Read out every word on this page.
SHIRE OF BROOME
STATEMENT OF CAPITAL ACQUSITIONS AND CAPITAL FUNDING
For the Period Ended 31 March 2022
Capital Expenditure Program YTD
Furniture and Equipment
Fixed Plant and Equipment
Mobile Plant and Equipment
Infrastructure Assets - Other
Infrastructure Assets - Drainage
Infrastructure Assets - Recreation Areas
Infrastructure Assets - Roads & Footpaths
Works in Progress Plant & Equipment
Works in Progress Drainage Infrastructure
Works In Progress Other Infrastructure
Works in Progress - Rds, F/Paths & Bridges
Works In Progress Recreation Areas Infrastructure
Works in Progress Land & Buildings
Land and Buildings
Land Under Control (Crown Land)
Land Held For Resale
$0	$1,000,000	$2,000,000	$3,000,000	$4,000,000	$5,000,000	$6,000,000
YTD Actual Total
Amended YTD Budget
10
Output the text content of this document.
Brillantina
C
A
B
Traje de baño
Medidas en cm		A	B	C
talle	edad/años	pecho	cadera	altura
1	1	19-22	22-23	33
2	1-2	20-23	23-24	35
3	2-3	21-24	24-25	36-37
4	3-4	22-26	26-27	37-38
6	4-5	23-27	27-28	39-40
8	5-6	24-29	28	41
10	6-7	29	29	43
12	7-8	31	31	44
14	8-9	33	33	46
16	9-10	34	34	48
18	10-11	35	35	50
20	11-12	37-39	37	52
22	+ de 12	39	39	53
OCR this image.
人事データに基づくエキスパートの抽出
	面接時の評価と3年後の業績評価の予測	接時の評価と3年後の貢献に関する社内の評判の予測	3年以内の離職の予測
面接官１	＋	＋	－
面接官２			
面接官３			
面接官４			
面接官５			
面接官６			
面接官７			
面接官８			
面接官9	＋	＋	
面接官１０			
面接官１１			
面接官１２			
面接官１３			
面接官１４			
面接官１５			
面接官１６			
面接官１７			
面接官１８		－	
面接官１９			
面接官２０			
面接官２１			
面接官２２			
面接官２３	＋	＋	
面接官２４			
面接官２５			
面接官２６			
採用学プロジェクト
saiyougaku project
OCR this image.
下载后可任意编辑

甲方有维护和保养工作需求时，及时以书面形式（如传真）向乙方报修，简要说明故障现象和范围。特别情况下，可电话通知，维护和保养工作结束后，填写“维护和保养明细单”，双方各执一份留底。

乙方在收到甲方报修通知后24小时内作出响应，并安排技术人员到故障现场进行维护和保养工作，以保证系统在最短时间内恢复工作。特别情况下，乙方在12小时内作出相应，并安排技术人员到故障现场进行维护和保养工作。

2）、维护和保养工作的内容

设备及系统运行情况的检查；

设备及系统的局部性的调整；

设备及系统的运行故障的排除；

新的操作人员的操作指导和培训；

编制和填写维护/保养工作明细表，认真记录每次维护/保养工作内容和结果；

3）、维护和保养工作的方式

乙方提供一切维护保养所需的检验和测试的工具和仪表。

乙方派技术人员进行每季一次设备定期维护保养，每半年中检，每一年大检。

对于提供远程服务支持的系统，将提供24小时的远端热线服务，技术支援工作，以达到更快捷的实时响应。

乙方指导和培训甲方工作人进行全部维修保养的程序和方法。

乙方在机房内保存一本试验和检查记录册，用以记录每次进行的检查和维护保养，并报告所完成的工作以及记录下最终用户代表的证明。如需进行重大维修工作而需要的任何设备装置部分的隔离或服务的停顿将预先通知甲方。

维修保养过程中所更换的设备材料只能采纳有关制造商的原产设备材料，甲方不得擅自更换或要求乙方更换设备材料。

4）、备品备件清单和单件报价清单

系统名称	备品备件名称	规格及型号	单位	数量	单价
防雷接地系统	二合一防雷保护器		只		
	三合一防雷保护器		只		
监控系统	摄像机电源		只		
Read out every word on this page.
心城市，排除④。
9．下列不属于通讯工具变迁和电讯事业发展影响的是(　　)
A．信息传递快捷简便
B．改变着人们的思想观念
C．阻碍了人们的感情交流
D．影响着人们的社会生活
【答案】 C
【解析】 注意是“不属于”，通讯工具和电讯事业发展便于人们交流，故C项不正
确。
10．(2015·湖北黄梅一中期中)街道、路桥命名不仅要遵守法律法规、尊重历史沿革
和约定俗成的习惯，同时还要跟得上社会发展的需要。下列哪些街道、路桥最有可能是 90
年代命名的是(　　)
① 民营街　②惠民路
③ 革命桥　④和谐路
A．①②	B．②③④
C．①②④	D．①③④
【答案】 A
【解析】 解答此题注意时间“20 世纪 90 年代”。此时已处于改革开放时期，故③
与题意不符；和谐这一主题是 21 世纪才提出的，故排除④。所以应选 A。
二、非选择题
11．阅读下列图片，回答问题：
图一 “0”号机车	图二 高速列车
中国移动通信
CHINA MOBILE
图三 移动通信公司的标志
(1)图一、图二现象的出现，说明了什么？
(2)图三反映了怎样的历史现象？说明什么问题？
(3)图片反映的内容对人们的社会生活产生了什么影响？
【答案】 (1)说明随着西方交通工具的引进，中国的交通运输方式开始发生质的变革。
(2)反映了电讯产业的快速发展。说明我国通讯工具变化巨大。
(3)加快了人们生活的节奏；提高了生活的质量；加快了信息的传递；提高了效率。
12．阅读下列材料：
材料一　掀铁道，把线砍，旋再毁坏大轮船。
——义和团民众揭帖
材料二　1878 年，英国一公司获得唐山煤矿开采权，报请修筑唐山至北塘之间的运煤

::::

Repeat the whole listing exactly, keeping every line intact.

§ **Response to the exercise**:
Read out every word on this page.
SHIRE OF BROOME
STATEMENT OF CAPITAL ACQUSITIONS AND CAPITAL FUNDING
For the Period Ended 31 March 2022
Capital Expenditure Program YTD
Furniture and Equipment
Fixed Plant and Equipment
Mobile Plant and Equipment
Infrastructure Assets - Other
Infrastructure Assets - Drainage
Infrastructure Assets - Recreation Areas
Infrastructure Assets - Roads & Footpaths
Works in Progress Plant & Equipment
Works in Progress Drainage Infrastructure
Works In Progress Other Infrastructure
Works in Progress - Rds, F/Paths & Bridges
Works In Progress Recreation Areas Infrastructure
Works in Progress Land & Buildings
Land and Buildings
Land Under Control (Crown Land)
Land Held For Resale
$0	$1,000,000	$2,000,000	$3,000,000	$4,000,000	$5,000,000	$6,000,000
YTD Actual Total
Amended YTD Budget
10
Output the text content of this document.
Brillantina
C
A
B
Traje de baño
Medidas en cm		A	B	C
talle	edad/años	pecho	cadera	altura
1	1	19-22	22-23	33
2	1-2	20-23	23-24	35
3	2-3	21-24	24-25	36-37
4	3-4	22-26	26-27	37-38
6	4-5	23-27	27-28	39-40
8	5-6	24-29	28	41
10	6-7	29	29	43
12	7-8	31	31	44
14	8-9	33	33	46
16	9-10	34	34	48
18	10-11	35	35	50
20	11-12	37-39	37	52
22	+ de 12	39	39	53
OCR this image.
人事データに基づくエキスパートの抽出
	面接時の評価と3年後の業績評価の予測	接時の評価と3年後の貢献に関する社内の評判の予測	3年以内の離職の予測
面接官１	＋	＋	－
面接官２			
面接官３			
面接官４			
面接官５			
面接官６			
面接官７			
面接官８			
面接官9	＋	＋	
面接官１０			
面接官１１			
面接官１２			
面接官１３			
面接官１４			
面接官１５			
面接官１６			
面接官１７			
面接官１８		－	
面接官１９			
面接官２０			
面接官２１			
面接官２２			
面接官２３	＋	＋	
面接官２４			
面接官２５			
面接官２６			
採用学プロジェクト
saiyougaku project
OCR this image.
下载后可任意编辑

甲方有维护和保养工作需求时，及时以书面形式（如传真）向乙方报修，简要说明故障现象和范围。特别情况下，可电话通知，维护和保养工作结束后，填写“维护和保养明细单”，双方各执一份留底。

乙方在收到甲方报修通知后24小时内作出响应，并安排技术人员到故障现场进行维护和保养工作，以保证系统在最短时间内恢复工作。特别情况下，乙方在12小时内作出相应，并安排技术人员到故障现场进行维护和保养工作。

2）、维护和保养工作的内容

设备及系统运行情况的检查；

设备及系统的局部性的调整；

设备及系统的运行故障的排除；

新的操作人员的操作指导和培训；

编制和填写维护/保养工作明细表，认真记录每次维护/保养工作内容和结果；

3）、维护和保养工作的方式

乙方提供一切维护保养所需的检验和测试的工具和仪表。

乙方派技术人员进行每季一次设备定期维护保养，每半年中检，每一年大检。

对于提供远程服务支持的系统，将提供24小时的远端热线服务，技术支援工作，以达到更快捷的实时响应。

乙方指导和培训甲方工作人进行全部维修保养的程序和方法。

乙方在机房内保存一本试验和检查记录册，用以记录每次进行的检查和维护保养，并报告所完成的工作以及记录下最终用户代表的证明。如需进行重大维修工作而需要的任何设备装置部分的隔离或服务的停顿将预先通知甲方。

维修保养过程中所更换的设备材料只能采纳有关制造商的原产设备材料，甲方不得擅自更换或要求乙方更换设备材料。

4）、备品备件清单和单件报价清单

系统名称	备品备件名称	规格及型号	单位	数量	单价
防雷接地系统	二合一防雷保护器		只		
	三合一防雷保护器		只		
监控系统	摄像机电源		只		
Read out every word on this page.
心城市，排除④。
9．下列不属于通讯工具变迁和电讯事业发展影响的是(　　)
A．信息传递快捷简便
B．改变着人们的思想观念
C．阻碍了人们的感情交流
D．影响着人们的社会生活
【答案】 C
【解析】 注意是“不属于”，通讯工具和电讯事业发展便于人们交流，故C项不正
确。
10．(2015·湖北黄梅一中期中)街道、路桥命名不仅要遵守法律法规、尊重历史沿革
和约定俗成的习惯，同时还要跟得上社会发展的需要。下列哪些街道、路桥最有可能是 90
年代命名的是(　　)
① 民营街　②惠民路
③ 革命桥　④和谐路
A．①②	B．②③④
C．①②④	D．①③④
【答案】 A
【解析】 解答此题注意时间“20 世纪 90 年代”。此时已处于改革开放时期，故③
与题意不符；和谐这一主题是 21 世纪才提出的，故排除④。所以应选 A。
二、非选择题
11．阅读下列图片，回答问题：
图一 “0”号机车	图二 高速列车
中国移动通信
CHINA MOBILE
图三 移动通信公司的标志
(1)图一、图二现象的出现，说明了什么？
(2)图三反映了怎样的历史现象？说明什么问题？
(3)图片反映的内容对人们的社会生活产生了什么影响？
【答案】 (1)说明随着西方交通工具的引进，中国的交通运输方式开始发生质的变革。
(2)反映了电讯产业的快速发展。说明我国通讯工具变化巨大。
(3)加快了人们生活的节奏；提高了生活的质量；加快了信息的传递；提高了效率。
12．阅读下列材料：
材料一　掀铁道，把线砍，旋再毁坏大轮船。
——义和团民众揭帖
材料二　1878 年，英国一公司获得唐山煤矿开采权，报请修筑唐山至北塘之间的运煤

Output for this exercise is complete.